* What the exercise asks *
Using the entries that follow, count the lines containing the word "JSON" and give that number by itself.

* Material for this exercise *
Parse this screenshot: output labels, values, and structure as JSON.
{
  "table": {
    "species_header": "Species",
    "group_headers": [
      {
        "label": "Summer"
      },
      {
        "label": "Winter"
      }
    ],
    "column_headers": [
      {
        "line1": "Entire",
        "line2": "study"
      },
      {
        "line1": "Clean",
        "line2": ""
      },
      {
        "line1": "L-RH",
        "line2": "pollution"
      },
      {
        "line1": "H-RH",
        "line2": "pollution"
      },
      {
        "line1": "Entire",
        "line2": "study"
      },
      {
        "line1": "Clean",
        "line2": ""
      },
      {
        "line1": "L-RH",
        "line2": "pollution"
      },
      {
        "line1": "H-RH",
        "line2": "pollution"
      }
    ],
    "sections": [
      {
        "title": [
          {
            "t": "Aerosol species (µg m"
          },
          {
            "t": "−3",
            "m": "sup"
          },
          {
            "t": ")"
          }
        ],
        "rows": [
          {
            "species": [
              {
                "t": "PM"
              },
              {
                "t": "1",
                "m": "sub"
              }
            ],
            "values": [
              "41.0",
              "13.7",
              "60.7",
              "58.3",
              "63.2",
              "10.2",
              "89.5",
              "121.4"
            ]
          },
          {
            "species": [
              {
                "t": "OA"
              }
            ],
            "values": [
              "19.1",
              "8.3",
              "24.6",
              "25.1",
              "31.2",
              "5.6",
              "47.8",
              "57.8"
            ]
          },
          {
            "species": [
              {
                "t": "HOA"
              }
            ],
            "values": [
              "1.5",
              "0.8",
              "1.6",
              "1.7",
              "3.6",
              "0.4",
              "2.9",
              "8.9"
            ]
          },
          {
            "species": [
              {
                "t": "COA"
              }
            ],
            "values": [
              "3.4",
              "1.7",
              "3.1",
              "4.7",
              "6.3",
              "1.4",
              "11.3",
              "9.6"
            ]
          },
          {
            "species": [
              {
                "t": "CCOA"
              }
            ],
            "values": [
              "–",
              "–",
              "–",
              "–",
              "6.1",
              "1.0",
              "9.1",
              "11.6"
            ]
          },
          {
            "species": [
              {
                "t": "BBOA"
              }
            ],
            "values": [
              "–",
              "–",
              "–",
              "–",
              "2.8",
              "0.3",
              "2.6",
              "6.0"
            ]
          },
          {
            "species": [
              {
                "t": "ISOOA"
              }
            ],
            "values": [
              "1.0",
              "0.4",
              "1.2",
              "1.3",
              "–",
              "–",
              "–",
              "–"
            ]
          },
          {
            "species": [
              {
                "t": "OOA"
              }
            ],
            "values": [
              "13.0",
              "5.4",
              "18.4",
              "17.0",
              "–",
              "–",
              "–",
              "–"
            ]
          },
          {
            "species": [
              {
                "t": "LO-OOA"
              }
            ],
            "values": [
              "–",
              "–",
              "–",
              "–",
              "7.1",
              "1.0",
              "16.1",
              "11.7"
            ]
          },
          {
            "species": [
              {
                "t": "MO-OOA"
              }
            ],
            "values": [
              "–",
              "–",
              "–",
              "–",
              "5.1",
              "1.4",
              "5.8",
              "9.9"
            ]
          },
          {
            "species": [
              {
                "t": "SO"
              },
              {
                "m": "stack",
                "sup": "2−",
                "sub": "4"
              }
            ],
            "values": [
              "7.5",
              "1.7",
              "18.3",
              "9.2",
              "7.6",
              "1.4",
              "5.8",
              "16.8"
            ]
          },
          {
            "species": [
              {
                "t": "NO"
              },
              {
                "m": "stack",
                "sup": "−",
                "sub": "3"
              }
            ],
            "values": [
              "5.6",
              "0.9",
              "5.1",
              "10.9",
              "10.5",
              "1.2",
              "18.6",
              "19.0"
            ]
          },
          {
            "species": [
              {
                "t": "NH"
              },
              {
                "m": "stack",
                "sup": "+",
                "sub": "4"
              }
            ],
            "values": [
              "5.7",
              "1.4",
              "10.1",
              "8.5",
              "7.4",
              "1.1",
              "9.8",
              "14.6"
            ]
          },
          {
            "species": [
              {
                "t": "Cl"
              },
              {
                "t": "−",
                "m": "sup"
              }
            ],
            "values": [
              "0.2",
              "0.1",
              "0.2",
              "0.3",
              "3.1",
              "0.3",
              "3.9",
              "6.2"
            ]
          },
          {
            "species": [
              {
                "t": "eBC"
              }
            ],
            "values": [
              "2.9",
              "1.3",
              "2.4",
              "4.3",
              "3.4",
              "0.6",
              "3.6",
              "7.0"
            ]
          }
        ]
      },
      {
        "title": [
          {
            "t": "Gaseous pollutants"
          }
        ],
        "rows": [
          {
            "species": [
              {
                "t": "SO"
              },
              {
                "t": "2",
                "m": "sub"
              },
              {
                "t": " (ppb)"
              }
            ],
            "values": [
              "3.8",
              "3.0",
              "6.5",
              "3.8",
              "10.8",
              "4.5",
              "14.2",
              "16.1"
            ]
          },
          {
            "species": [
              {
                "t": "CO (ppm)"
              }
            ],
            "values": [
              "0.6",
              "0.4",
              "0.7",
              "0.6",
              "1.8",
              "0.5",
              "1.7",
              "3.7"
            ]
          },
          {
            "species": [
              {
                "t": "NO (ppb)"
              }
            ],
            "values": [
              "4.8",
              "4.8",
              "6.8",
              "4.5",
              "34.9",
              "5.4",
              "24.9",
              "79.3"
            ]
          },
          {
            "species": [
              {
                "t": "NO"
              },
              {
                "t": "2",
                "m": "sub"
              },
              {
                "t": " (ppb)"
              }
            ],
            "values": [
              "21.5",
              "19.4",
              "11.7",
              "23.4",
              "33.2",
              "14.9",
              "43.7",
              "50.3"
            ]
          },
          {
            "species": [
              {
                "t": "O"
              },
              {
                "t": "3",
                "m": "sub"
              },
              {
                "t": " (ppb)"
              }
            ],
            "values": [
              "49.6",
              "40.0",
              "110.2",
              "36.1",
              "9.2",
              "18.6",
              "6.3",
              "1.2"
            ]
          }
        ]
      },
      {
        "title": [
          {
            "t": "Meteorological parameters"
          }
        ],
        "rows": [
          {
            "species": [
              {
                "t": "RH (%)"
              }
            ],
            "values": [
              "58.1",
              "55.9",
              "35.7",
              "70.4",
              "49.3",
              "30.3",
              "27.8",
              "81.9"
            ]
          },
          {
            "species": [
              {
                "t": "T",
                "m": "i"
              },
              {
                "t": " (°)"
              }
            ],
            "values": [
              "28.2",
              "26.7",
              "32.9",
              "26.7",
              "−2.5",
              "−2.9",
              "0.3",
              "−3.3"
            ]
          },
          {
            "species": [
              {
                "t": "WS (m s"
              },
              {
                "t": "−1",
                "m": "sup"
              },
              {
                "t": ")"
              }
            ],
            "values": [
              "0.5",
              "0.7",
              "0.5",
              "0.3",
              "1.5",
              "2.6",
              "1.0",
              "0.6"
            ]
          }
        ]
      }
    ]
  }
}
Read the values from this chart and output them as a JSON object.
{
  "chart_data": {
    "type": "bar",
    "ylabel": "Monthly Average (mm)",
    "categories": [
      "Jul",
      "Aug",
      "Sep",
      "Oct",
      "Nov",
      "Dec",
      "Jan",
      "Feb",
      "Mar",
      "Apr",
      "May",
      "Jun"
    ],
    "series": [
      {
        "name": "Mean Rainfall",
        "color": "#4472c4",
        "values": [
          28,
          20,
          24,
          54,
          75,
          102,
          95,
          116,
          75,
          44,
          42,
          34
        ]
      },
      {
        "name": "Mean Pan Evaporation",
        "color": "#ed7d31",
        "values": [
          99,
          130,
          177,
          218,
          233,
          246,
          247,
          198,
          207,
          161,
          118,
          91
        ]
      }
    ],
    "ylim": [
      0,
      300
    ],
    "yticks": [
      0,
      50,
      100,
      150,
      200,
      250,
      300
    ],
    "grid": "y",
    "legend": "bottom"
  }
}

* Response to this exercise *
2